### EXERCISE OBJECTIVE
Word for word, print each line of the listing below; pictures stay out.

##############################

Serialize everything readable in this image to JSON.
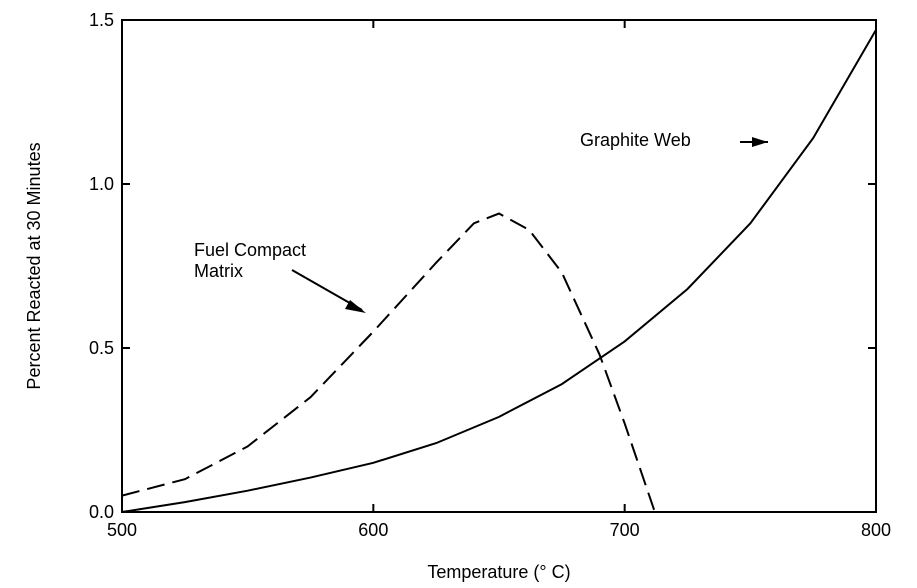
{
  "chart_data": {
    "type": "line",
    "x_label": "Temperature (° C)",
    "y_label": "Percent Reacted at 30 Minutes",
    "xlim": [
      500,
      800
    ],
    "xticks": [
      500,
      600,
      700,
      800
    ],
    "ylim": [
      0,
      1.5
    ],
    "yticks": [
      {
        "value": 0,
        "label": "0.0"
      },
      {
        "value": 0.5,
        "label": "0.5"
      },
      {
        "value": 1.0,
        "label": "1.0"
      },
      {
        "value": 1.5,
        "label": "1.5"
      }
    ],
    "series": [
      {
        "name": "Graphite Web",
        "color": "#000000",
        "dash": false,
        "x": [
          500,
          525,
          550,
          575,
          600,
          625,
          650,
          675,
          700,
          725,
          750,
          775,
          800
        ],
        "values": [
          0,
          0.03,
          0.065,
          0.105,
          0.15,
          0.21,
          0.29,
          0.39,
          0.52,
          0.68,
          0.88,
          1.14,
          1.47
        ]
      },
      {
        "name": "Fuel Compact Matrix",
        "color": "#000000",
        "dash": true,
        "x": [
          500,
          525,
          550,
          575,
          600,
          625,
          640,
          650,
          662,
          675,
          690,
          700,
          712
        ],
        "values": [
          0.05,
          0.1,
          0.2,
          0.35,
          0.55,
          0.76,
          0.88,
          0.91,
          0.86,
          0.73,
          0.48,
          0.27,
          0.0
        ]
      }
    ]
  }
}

##############################

### WORKED ANSWER
Serialize everything readable in this image to JSON.
{
  "chart_data": {
    "type": "line",
    "x_label": "Temperature (° C)",
    "y_label": "Percent Reacted at 30 Minutes",
    "xlim": [
      500,
      800
    ],
    "xticks": [
      500,
      600,
      700,
      800
    ],
    "ylim": [
      0,
      1.5
    ],
    "yticks": [
      {
        "value": 0,
        "label": "0.0"
      },
      {
        "value": 0.5,
        "label": "0.5"
      },
      {
        "value": 1.0,
        "label": "1.0"
      },
      {
        "value": 1.5,
        "label": "1.5"
      }
    ],
    "series": [
      {
        "name": "Graphite Web",
        "color": "#000000",
        "dash": false,
        "x": [
          500,
          525,
          550,
          575,
          600,
          625,
          650,
          675,
          700,
          725,
          750,
          775,
          800
        ],
        "values": [
          0,
          0.03,
          0.065,
          0.105,
          0.15,
          0.21,
          0.29,
          0.39,
          0.52,
          0.68,
          0.88,
          1.14,
          1.47
        ]
      },
      {
        "name": "Fuel Compact Matrix",
        "color": "#000000",
        "dash": true,
        "x": [
          500,
          525,
          550,
          575,
          600,
          625,
          640,
          650,
          662,
          675,
          690,
          700,
          712
        ],
        "values": [
          0.05,
          0.1,
          0.2,
          0.35,
          0.55,
          0.76,
          0.88,
          0.91,
          0.86,
          0.73,
          0.48,
          0.27,
          0.0
        ]
      }
    ]
  }
}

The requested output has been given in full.